··· 页面正文 ···
POJ 2240 Floyd解决有向图（最短路变形求汇率）

Arbitrage

Arbitrage is the use of discrepancies in currency exchange rates to transform one unit of a currency into more than one unit of the same currency. For example, suppose that 1 US Dollar buys 0.5 British pound, 1 British pound buys 10.0 French francs, and 1 French franc buys 0.21 US dollar. Then, by converting currencies, a clever trader can start with 1 US dollar and buy 0.5 * 10.0 * 0.21 = 1.05 US dollars, making a profit of 5 percent. 

Your job is to write a program that takes a list of currency exchange rates as input and then determines whether arbitrage is possible or not. 

Input

The input will contain one or more test cases. Om the first line of each test case there is an integer n (1<=n<=30), representing the number of different currencies. The next n lines each contain the name of one currency. Within a name no spaces will appear. The next line contains one integer m, representing the length of the table to follow. The last m lines each contain the name ci of a source currency, a real number rij which represents the exchange rate from ci to cj and a name cj of the destination currency. Exchanges which do not appear in the table are impossible. 
Test cases are separated from each other by a blank line. Input is terminated by a value of zero (0) for n.

Output

For each test case, print one line telling whether arbitrage is possible or not in the format "Case case: Yes" respectively "Case case: No".

Sample Input

3
USDollar
BritishPound
FrenchFranc
3
USDollar 0.5 BritishPound
BritishPound 10.0 FrenchFranc
FrenchFranc 0.21 USDollar

3
USDollar
BritishPound
FrenchFranc
6
USDollar 0.5 BritishPound
USDollar 4.9 FrenchFranc
BritishPound 10.0 FrenchFranc
BritishPound 1.99 USDollar
FrenchFranc 0.09 BritishPound
FrenchFranc 0.19 USDollar

0

题目大意：有n重货币，每种货币之间都是有汇率的，让你计算出是否在这些汇率当中存在经过交换之后本金增加的方式

思路：根据题意，本金的变化就是看汇率相乘是否结果会大于1，因此我们用Floyd的时候，就将相加的操作，变成相乘的操作

这样就能得到每两点之间和相乘汇率的结果，因为要看是否本金有所增加，因此只需要看当前点的值是否是大于1就行了，但要走注意初始化

#include <iostream>
#include<queue>
#include <string>
#include <cstdio>
#include <algorithm>
#include <cstring>
#include<cstdlib>
#include<cmath>
#include<map>
using namespace std;
#define rep(i,a,b) for(int i=a;i<=b;i++)
··· 收集数据 ···
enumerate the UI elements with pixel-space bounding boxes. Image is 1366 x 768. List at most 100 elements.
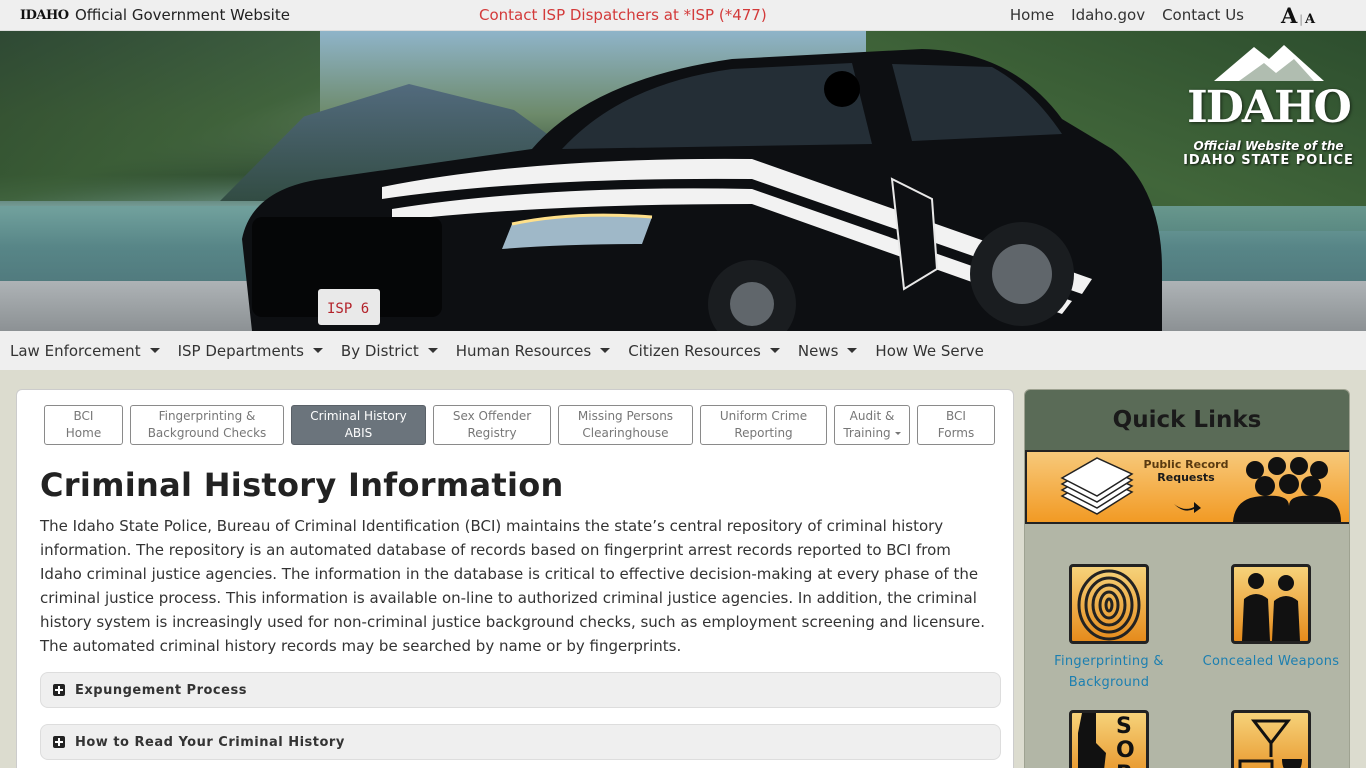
···
任务要求:
请重写套汇题目页面中从"POJ 2240 Floyd解决有向图（最短路变形求汇率）"到"possible or not."的这一段，并把其中的"trader"换成"merchant"。

解答结果:
POJ 2240 Floyd解决有向图（最短路变形求汇率）

Arbitrage

Arbitrage is the use of discrepancies in currency exchange rates to transform one unit of a currency into more than one unit of the same currency. For example, suppose that 1 US Dollar buys 0.5 British pound, 1 British pound buys 10.0 French francs, and 1 French franc buys 0.21 US dollar. Then, by converting currencies, a clever merchant can start with 1 US dollar and buy 0.5 * 10.0 * 0.21 = 1.05 US dollars, making a profit of 5 percent. 

Your job is to write a program that takes a list of currency exchange rates as input and then determines whether arbitrage is possible or not.